EXERCISE REQUIREMENTS → Write out all the lines again, precisely as they stand, but without the images.

ITEMS →
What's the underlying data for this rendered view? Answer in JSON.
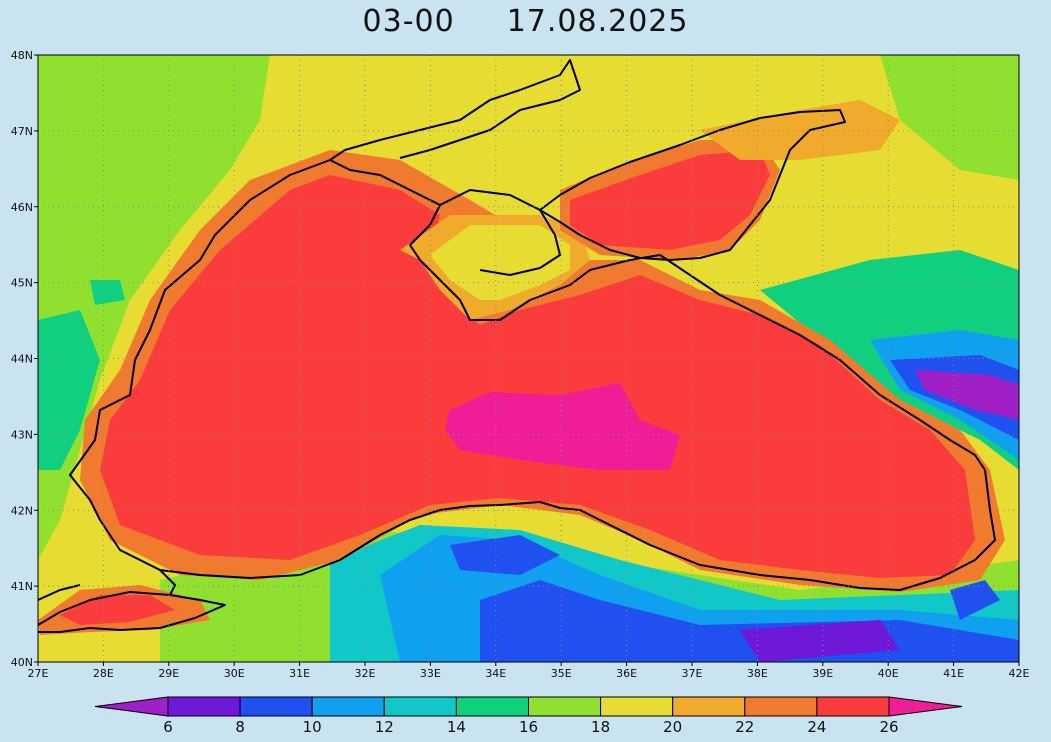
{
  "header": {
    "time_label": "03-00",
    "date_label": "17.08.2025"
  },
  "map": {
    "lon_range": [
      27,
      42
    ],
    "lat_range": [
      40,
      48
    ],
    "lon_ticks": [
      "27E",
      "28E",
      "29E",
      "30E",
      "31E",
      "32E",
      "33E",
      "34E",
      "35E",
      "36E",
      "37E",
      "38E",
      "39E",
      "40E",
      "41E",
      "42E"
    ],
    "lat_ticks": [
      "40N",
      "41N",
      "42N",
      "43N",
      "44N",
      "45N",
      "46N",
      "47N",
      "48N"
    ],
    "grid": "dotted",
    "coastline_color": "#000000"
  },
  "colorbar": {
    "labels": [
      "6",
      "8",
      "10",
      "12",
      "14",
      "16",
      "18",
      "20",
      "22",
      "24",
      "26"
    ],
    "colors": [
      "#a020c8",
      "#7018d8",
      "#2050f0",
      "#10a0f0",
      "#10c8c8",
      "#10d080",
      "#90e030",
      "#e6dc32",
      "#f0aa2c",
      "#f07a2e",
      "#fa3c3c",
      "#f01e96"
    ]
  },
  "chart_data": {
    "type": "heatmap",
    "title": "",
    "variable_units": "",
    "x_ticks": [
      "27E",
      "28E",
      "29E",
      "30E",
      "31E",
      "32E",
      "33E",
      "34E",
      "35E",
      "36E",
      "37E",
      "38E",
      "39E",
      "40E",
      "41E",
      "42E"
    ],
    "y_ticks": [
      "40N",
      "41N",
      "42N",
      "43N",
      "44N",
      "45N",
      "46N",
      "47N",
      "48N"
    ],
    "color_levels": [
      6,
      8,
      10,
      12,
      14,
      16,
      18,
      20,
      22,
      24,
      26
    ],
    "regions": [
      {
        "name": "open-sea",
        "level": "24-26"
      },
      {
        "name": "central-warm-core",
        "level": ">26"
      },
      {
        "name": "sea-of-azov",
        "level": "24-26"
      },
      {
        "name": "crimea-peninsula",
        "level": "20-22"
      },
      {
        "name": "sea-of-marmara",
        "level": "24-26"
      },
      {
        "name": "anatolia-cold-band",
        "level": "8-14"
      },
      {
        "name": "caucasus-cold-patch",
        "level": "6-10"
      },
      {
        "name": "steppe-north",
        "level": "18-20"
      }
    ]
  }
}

THE REPLY →
What's the underlying data for this rendered view? Answer in JSON.
{
  "header": {
    "time_label": "03-00",
    "date_label": "17.08.2025"
  },
  "map": {
    "lon_range": [
      27,
      42
    ],
    "lat_range": [
      40,
      48
    ],
    "lon_ticks": [
      "27E",
      "28E",
      "29E",
      "30E",
      "31E",
      "32E",
      "33E",
      "34E",
      "35E",
      "36E",
      "37E",
      "38E",
      "39E",
      "40E",
      "41E",
      "42E"
    ],
    "lat_ticks": [
      "40N",
      "41N",
      "42N",
      "43N",
      "44N",
      "45N",
      "46N",
      "47N",
      "48N"
    ],
    "grid": "dotted",
    "coastline_color": "#000000"
  },
  "colorbar": {
    "labels": [
      "6",
      "8",
      "10",
      "12",
      "14",
      "16",
      "18",
      "20",
      "22",
      "24",
      "26"
    ],
    "colors": [
      "#a020c8",
      "#7018d8",
      "#2050f0",
      "#10a0f0",
      "#10c8c8",
      "#10d080",
      "#90e030",
      "#e6dc32",
      "#f0aa2c",
      "#f07a2e",
      "#fa3c3c",
      "#f01e96"
    ]
  },
  "chart_data": {
    "type": "heatmap",
    "title": "",
    "variable_units": "",
    "x_ticks": [
      "27E",
      "28E",
      "29E",
      "30E",
      "31E",
      "32E",
      "33E",
      "34E",
      "35E",
      "36E",
      "37E",
      "38E",
      "39E",
      "40E",
      "41E",
      "42E"
    ],
    "y_ticks": [
      "40N",
      "41N",
      "42N",
      "43N",
      "44N",
      "45N",
      "46N",
      "47N",
      "48N"
    ],
    "color_levels": [
      6,
      8,
      10,
      12,
      14,
      16,
      18,
      20,
      22,
      24,
      26
    ],
    "regions": [
      {
        "name": "open-sea",
        "level": "24-26"
      },
      {
        "name": "central-warm-core",
        "level": ">26"
      },
      {
        "name": "sea-of-azov",
        "level": "24-26"
      },
      {
        "name": "crimea-peninsula",
        "level": "20-22"
      },
      {
        "name": "sea-of-marmara",
        "level": "24-26"
      },
      {
        "name": "anatolia-cold-band",
        "level": "8-14"
      },
      {
        "name": "caucasus-cold-patch",
        "level": "6-10"
      },
      {
        "name": "steppe-north",
        "level": "18-20"
      }
    ]
  }
}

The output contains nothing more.